***** Working data

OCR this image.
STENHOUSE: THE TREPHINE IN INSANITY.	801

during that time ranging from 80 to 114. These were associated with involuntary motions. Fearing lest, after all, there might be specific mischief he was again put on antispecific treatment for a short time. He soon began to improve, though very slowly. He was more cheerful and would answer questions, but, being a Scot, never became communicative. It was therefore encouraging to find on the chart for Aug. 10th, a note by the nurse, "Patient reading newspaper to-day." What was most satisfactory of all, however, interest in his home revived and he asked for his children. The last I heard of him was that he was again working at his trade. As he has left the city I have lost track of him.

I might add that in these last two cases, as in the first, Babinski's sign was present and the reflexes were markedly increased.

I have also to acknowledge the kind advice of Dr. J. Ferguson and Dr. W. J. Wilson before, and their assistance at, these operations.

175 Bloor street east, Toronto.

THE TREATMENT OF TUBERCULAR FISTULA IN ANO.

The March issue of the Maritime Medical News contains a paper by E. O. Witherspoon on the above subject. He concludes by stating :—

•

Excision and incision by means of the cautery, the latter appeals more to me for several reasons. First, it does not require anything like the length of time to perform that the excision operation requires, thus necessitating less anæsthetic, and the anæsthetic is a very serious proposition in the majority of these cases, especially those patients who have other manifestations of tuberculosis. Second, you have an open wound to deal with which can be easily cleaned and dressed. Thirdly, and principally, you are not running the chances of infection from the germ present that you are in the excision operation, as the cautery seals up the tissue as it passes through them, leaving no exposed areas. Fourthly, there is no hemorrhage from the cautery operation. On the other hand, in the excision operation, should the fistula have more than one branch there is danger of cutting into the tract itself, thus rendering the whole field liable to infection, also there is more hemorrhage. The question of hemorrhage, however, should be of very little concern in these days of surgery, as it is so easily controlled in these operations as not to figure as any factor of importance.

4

**********

About this task:
Return each record exactly as given.

Worked solution:
OCR this image.
STENHOUSE: THE TREPHINE IN INSANITY.	801

during that time ranging from 80 to 114. These were associated with involuntary motions. Fearing lest, after all, there might be specific mischief he was again put on antispecific treatment for a short time. He soon began to improve, though very slowly. He was more cheerful and would answer questions, but, being a Scot, never became communicative. It was therefore encouraging to find on the chart for Aug. 10th, a note by the nurse, "Patient reading newspaper to-day." What was most satisfactory of all, however, interest in his home revived and he asked for his children. The last I heard of him was that he was again working at his trade. As he has left the city I have lost track of him.

I might add that in these last two cases, as in the first, Babinski's sign was present and the reflexes were markedly increased.

I have also to acknowledge the kind advice of Dr. J. Ferguson and Dr. W. J. Wilson before, and their assistance at, these operations.

175 Bloor street east, Toronto.

THE TREATMENT OF TUBERCULAR FISTULA IN ANO.

The March issue of the Maritime Medical News contains a paper by E. O. Witherspoon on the above subject. He concludes by stating :—

•

Excision and incision by means of the cautery, the latter appeals more to me for several reasons. First, it does not require anything like the length of time to perform that the excision operation requires, thus necessitating less anæsthetic, and the anæsthetic is a very serious proposition in the majority of these cases, especially those patients who have other manifestations of tuberculosis. Second, you have an open wound to deal with which can be easily cleaned and dressed. Thirdly, and principally, you are not running the chances of infection from the germ present that you are in the excision operation, as the cautery seals up the tissue as it passes through them, leaving no exposed areas. Fourthly, there is no hemorrhage from the cautery operation. On the other hand, in the excision operation, should the fistula have more than one branch there is danger of cutting into the tract itself, thus rendering the whole field liable to infection, also there is more hemorrhage. The question of hemorrhage, however, should be of very little concern in these days of surgery, as it is so easily controlled in these operations as not to figure as any factor of importance.

4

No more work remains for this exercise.